Stored data
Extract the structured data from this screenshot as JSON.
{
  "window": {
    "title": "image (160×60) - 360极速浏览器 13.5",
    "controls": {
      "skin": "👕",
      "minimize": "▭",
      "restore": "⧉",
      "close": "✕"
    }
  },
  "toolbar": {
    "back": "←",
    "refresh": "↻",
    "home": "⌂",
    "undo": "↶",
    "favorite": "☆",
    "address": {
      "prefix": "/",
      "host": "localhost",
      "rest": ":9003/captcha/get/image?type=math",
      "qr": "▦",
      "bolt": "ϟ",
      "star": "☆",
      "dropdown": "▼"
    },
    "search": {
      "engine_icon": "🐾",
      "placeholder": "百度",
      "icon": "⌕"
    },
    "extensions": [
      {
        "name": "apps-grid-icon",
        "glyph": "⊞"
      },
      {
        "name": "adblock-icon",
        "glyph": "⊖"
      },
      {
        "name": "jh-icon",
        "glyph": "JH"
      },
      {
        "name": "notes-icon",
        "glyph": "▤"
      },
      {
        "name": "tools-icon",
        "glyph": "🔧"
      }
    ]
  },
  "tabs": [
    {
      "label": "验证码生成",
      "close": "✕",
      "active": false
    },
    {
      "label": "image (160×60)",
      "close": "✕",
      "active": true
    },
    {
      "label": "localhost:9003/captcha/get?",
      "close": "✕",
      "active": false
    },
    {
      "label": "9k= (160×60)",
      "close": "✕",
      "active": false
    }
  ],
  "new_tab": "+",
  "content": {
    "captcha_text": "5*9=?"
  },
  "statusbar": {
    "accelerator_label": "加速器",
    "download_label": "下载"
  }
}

Your task:
Set every line of the listing down word for word.

Response below:
Extract the structured data from this screenshot as JSON.
{
  "window": {
    "title": "image (160×60) - 360极速浏览器 13.5",
    "controls": {
      "skin": "👕",
      "minimize": "▭",
      "restore": "⧉",
      "close": "✕"
    }
  },
  "toolbar": {
    "back": "←",
    "refresh": "↻",
    "home": "⌂",
    "undo": "↶",
    "favorite": "☆",
    "address": {
      "prefix": "/",
      "host": "localhost",
      "rest": ":9003/captcha/get/image?type=math",
      "qr": "▦",
      "bolt": "ϟ",
      "star": "☆",
      "dropdown": "▼"
    },
    "search": {
      "engine_icon": "🐾",
      "placeholder": "百度",
      "icon": "⌕"
    },
    "extensions": [
      {
        "name": "apps-grid-icon",
        "glyph": "⊞"
      },
      {
        "name": "adblock-icon",
        "glyph": "⊖"
      },
      {
        "name": "jh-icon",
        "glyph": "JH"
      },
      {
        "name": "notes-icon",
        "glyph": "▤"
      },
      {
        "name": "tools-icon",
        "glyph": "🔧"
      }
    ]
  },
  "tabs": [
    {
      "label": "验证码生成",
      "close": "✕",
      "active": false
    },
    {
      "label": "image (160×60)",
      "close": "✕",
      "active": true
    },
    {
      "label": "localhost:9003/captcha/get?",
      "close": "✕",
      "active": false
    },
    {
      "label": "9k= (160×60)",
      "close": "✕",
      "active": false
    }
  ],
  "new_tab": "+",
  "content": {
    "captcha_text": "5*9=?"
  },
  "statusbar": {
    "accelerator_label": "加速器",
    "download_label": "下载"
  }
}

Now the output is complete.